> AIM: Find how many lines contain the word "icon" and state that number alone.

> RECORDS FOR THIS EXERCISE:
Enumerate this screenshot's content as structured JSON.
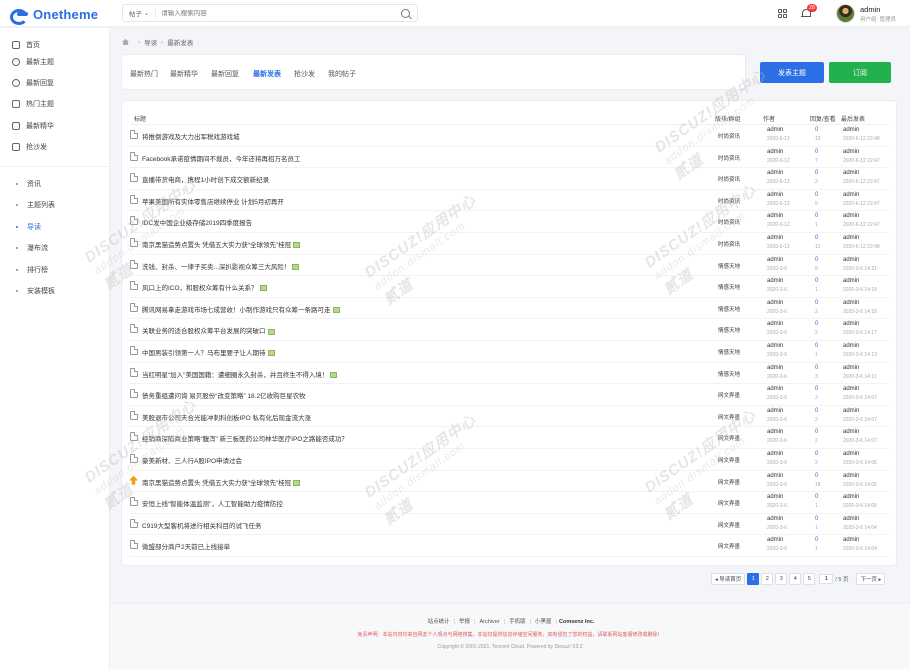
{
  "header": {
    "logo_text": "Onetheme",
    "search_scope": "帖子",
    "search_placeholder": "请输入搜索内容",
    "notification_count": "28",
    "user_name": "admin",
    "user_group": "用户组: 管理员"
  },
  "sidebar": {
    "main": [
      {
        "label": "首页",
        "icon": "home-icon"
      },
      {
        "label": "最新主题",
        "icon": "clock-icon"
      },
      {
        "label": "最新回复",
        "icon": "chat-icon"
      },
      {
        "label": "热门主题",
        "icon": "fire-icon"
      },
      {
        "label": "最新精华",
        "icon": "heart-icon"
      },
      {
        "label": "抢沙发",
        "icon": "sofa-icon"
      }
    ],
    "sub": [
      {
        "label": "资讯",
        "active": false
      },
      {
        "label": "主题列表",
        "active": false
      },
      {
        "label": "导读",
        "active": true
      },
      {
        "label": "瀑布流",
        "active": false
      },
      {
        "label": "排行榜",
        "active": false
      },
      {
        "label": "安装模板",
        "active": false
      }
    ]
  },
  "breadcrumb": [
    "导读",
    "最新发表"
  ],
  "tabs": [
    {
      "label": "最新热门",
      "active": false
    },
    {
      "label": "最新精华",
      "active": false
    },
    {
      "label": "最新回复",
      "active": false
    },
    {
      "label": "最新发表",
      "active": true
    },
    {
      "label": "抢沙发",
      "active": false
    },
    {
      "label": "我的帖子",
      "active": false
    }
  ],
  "buttons": {
    "post": "发表主题",
    "subscribe": "订阅"
  },
  "table": {
    "columns": {
      "title": "标题",
      "forum": "版块/群组",
      "author": "作者",
      "stats": "回复/查看",
      "last": "最后发表"
    },
    "rows": [
      {
        "title": "将推倒游戏及大力出军税戏游戏城",
        "forum": "时尚资讯",
        "author": "admin",
        "date": "2020-6-12",
        "replies": "0",
        "views": "13",
        "lp_user": "admin",
        "lp_time": "2020-6-12 22:48",
        "image": false,
        "hot": false
      },
      {
        "title": "Facebook承诺疫情期间不裁员，今年还将再招万名员工",
        "forum": "时尚资讯",
        "author": "admin",
        "date": "2020-6-12",
        "replies": "0",
        "views": "7",
        "lp_user": "admin",
        "lp_time": "2020-6-12 22:47",
        "image": false,
        "hot": false
      },
      {
        "title": "直播带货电商，携程1小时创下成交额新纪录",
        "forum": "时尚资讯",
        "author": "admin",
        "date": "2020-6-12",
        "replies": "0",
        "views": "2",
        "lp_user": "admin",
        "lp_time": "2020-6-12 22:47",
        "image": false,
        "hot": false
      },
      {
        "title": "苹果美国所有实体零售店继续停业 计划5月初再开",
        "forum": "时尚资讯",
        "author": "admin",
        "date": "2020-6-12",
        "replies": "0",
        "views": "5",
        "lp_user": "admin",
        "lp_time": "2020-6-12 22:47",
        "image": false,
        "hot": false
      },
      {
        "title": "IDC发中国企业级存储2019四季度报告",
        "forum": "时尚资讯",
        "author": "admin",
        "date": "2020-6-12",
        "replies": "0",
        "views": "1",
        "lp_user": "admin",
        "lp_time": "2020-6-12 22:47",
        "image": false,
        "hot": false
      },
      {
        "title": "南京黑猫造势点置头 凭借五大实力获“全球领先”桂冠",
        "forum": "时尚资讯",
        "author": "admin",
        "date": "2020-6-12",
        "replies": "0",
        "views": "12",
        "lp_user": "admin",
        "lp_time": "2020-6-12 22:48",
        "image": true,
        "hot": false
      },
      {
        "title": "洗钱、封杀、一律子买卖...深扒影视众筹三大风险！",
        "forum": "情感天地",
        "author": "admin",
        "date": "2020-3-6",
        "replies": "0",
        "views": "8",
        "lp_user": "admin",
        "lp_time": "2020-3-6 14:21",
        "image": true,
        "hot": false
      },
      {
        "title": "风口上的ICO，和股权众筹有什么关系？",
        "forum": "情感天地",
        "author": "admin",
        "date": "2020-3-6",
        "replies": "0",
        "views": "1",
        "lp_user": "admin",
        "lp_time": "2020-3-6 14:19",
        "image": true,
        "hot": false
      },
      {
        "title": "腾讯网易拿走游戏市场七成营收！小制作游戏只有众筹一条路可走",
        "forum": "情感天地",
        "author": "admin",
        "date": "2020-3-6",
        "replies": "0",
        "views": "2",
        "lp_user": "admin",
        "lp_time": "2020-3-6 14:18",
        "image": true,
        "hot": false
      },
      {
        "title": "关联业务的适合股权众筹平台发展的突破口",
        "forum": "情感天地",
        "author": "admin",
        "date": "2020-3-6",
        "replies": "0",
        "views": "2",
        "lp_user": "admin",
        "lp_time": "2020-3-6 14:17",
        "image": true,
        "hot": false
      },
      {
        "title": "中国男装引领第一人？马布里要子让人期待",
        "forum": "情感天地",
        "author": "admin",
        "date": "2020-3-6",
        "replies": "0",
        "views": "1",
        "lp_user": "admin",
        "lp_time": "2020-3-6 14:13",
        "image": true,
        "hot": false
      },
      {
        "title": "当红明星“加入”美国国籍：遭细圈永久封杀，并且终生不得入境！",
        "forum": "情感天地",
        "author": "admin",
        "date": "2020-3-6",
        "replies": "0",
        "views": "3",
        "lp_user": "admin",
        "lp_time": "2020-3-6 14:11",
        "image": true,
        "hot": false
      },
      {
        "title": "债务重组遭问询 易贝股份“改变策略” 18.2亿收购巨星农牧",
        "forum": "网文弄墨",
        "author": "admin",
        "date": "2020-3-6",
        "replies": "0",
        "views": "3",
        "lp_user": "admin",
        "lp_time": "2020-3-6 14:07",
        "image": false,
        "hot": false
      },
      {
        "title": "美股退市公司天合光能冲刺科创板IPO 私有化后现金流大涨",
        "forum": "网文弄墨",
        "author": "admin",
        "date": "2020-3-6",
        "replies": "0",
        "views": "2",
        "lp_user": "admin",
        "lp_time": "2020-3-6 14:07",
        "image": false,
        "hot": false
      },
      {
        "title": "经销商深陷商业策略“腹泻” 新三板医药公司林华医疗IPO之路能否成功？",
        "forum": "网文弄墨",
        "author": "admin",
        "date": "2020-3-6",
        "replies": "0",
        "views": "2",
        "lp_user": "admin",
        "lp_time": "2020-3-6 14:07",
        "image": false,
        "hot": false
      },
      {
        "title": "豪美新材、三人行A股IPO申请过会",
        "forum": "网文弄墨",
        "author": "admin",
        "date": "2020-3-6",
        "replies": "0",
        "views": "2",
        "lp_user": "admin",
        "lp_time": "2020-3-6 14:06",
        "image": false,
        "hot": false
      },
      {
        "title": "南京黑猫造势点置头 凭借五大实力获“全球领先”桂冠",
        "forum": "网文弄墨",
        "author": "admin",
        "date": "2020-3-6",
        "replies": "0",
        "views": "18",
        "lp_user": "admin",
        "lp_time": "2020-3-6 14:05",
        "image": true,
        "hot": true
      },
      {
        "title": "安恒上线“智能体温监测”，人工智能助力疫情防控",
        "forum": "网文弄墨",
        "author": "admin",
        "date": "2020-3-6",
        "replies": "0",
        "views": "1",
        "lp_user": "admin",
        "lp_time": "2020-3-6 14:05",
        "image": false,
        "hot": false
      },
      {
        "title": "C919大型客机将进行相关科目的试飞任务",
        "forum": "网文弄墨",
        "author": "admin",
        "date": "2020-3-6",
        "replies": "0",
        "views": "1",
        "lp_user": "admin",
        "lp_time": "2020-3-6 14:04",
        "image": false,
        "hot": false
      },
      {
        "title": "微盟部分商户2天前已上线接单",
        "forum": "网文弄墨",
        "author": "admin",
        "date": "2020-3-6",
        "replies": "0",
        "views": "1",
        "lp_user": "admin",
        "lp_time": "2020-3-6 14:04",
        "image": false,
        "hot": false
      }
    ]
  },
  "pagination": {
    "prev": "◂ 导读首页",
    "pages": [
      "1",
      "2",
      "3",
      "4",
      "5"
    ],
    "current": "1",
    "total": "/ 5 页",
    "next": "下一页 ▸"
  },
  "footer": {
    "links": [
      "站点统计",
      "举报",
      "Archiver",
      "手机版",
      "小黑屋"
    ],
    "company": "Comsenz Inc.",
    "disclaimer": "免责声明：本站内容均来自网友个人观点与网络搜集，本站仅提供信息存储空间服务，如有侵犯了您的权益，请联系网站客服修改或删除！",
    "copyright": "Copyright © 2001-2021, Tencent Cloud. Powered by Discuz! X3.2"
  },
  "watermark": {
    "line1": "DISCUZ!应用中心",
    "line2": "addon.dismall.com",
    "line3": "贰道"
  }
}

> FULL SOLUTION: 6